SOURCE RECORDS -
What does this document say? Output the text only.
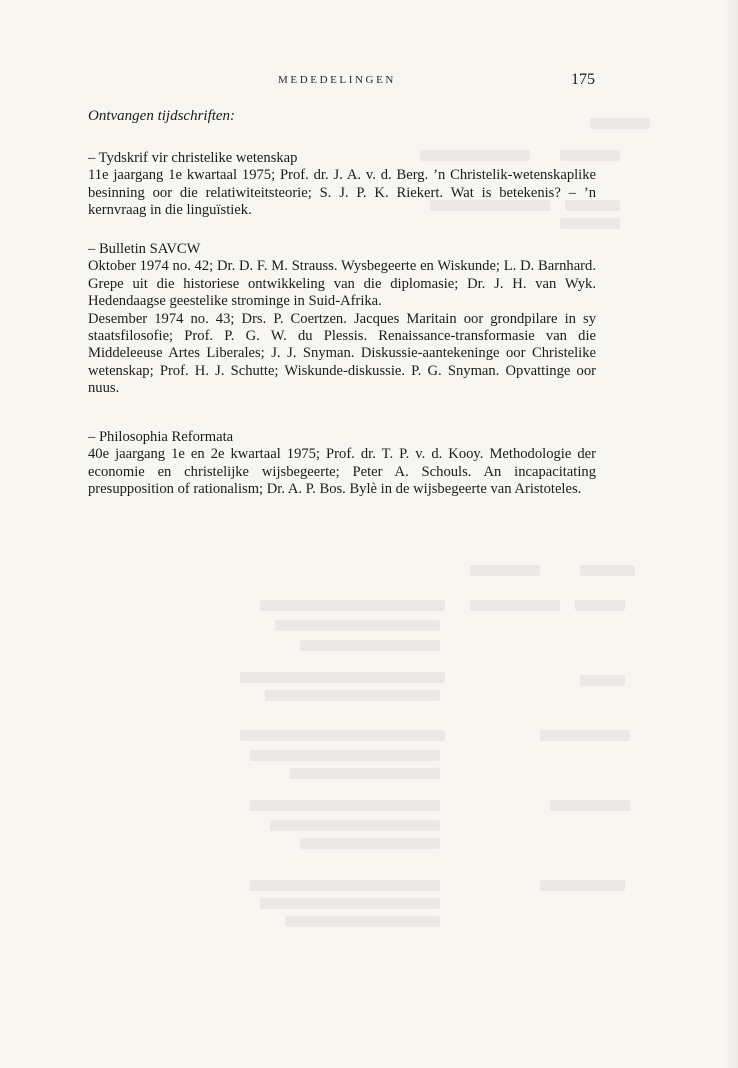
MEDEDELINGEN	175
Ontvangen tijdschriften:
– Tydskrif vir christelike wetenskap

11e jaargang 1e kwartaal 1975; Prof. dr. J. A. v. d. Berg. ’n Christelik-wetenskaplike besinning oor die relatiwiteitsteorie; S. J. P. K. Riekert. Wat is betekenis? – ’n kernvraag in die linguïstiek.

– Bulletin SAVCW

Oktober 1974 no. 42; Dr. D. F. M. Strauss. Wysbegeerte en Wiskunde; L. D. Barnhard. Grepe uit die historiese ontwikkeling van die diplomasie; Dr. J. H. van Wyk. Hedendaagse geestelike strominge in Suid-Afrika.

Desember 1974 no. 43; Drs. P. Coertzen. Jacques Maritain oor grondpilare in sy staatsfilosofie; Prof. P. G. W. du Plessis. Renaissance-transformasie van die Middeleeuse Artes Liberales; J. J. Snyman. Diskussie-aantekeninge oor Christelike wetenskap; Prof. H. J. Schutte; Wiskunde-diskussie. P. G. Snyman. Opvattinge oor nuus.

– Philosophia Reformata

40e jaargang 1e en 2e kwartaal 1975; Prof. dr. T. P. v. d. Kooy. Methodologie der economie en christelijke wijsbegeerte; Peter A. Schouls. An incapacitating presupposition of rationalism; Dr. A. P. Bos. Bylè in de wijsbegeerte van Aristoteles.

EXERCISE - Reproduce the records above exactly, leaving out every picture they contain.

CORRECT ANSWER -
What does this document say? Output the text only.
MEDEDELINGEN	175
Ontvangen tijdschriften:
– Tydskrif vir christelike wetenskap

11e jaargang 1e kwartaal 1975; Prof. dr. J. A. v. d. Berg. ’n Christelik-wetenskaplike besinning oor die relatiwiteitsteorie; S. J. P. K. Riekert. Wat is betekenis? – ’n kernvraag in die linguïstiek.

– Bulletin SAVCW

Oktober 1974 no. 42; Dr. D. F. M. Strauss. Wysbegeerte en Wiskunde; L. D. Barnhard. Grepe uit die historiese ontwikkeling van die diplomasie; Dr. J. H. van Wyk. Hedendaagse geestelike strominge in Suid-Afrika.

Desember 1974 no. 43; Drs. P. Coertzen. Jacques Maritain oor grondpilare in sy staatsfilosofie; Prof. P. G. W. du Plessis. Renaissance-transformasie van die Middeleeuse Artes Liberales; J. J. Snyman. Diskussie-aantekeninge oor Christelike wetenskap; Prof. H. J. Schutte; Wiskunde-diskussie. P. G. Snyman. Opvattinge oor nuus.

– Philosophia Reformata

40e jaargang 1e en 2e kwartaal 1975; Prof. dr. T. P. v. d. Kooy. Methodologie der economie en christelijke wijsbegeerte; Peter A. Schouls. An incapacitating presupposition of rationalism; Dr. A. P. Bos. Bylè in de wijsbegeerte van Aristoteles.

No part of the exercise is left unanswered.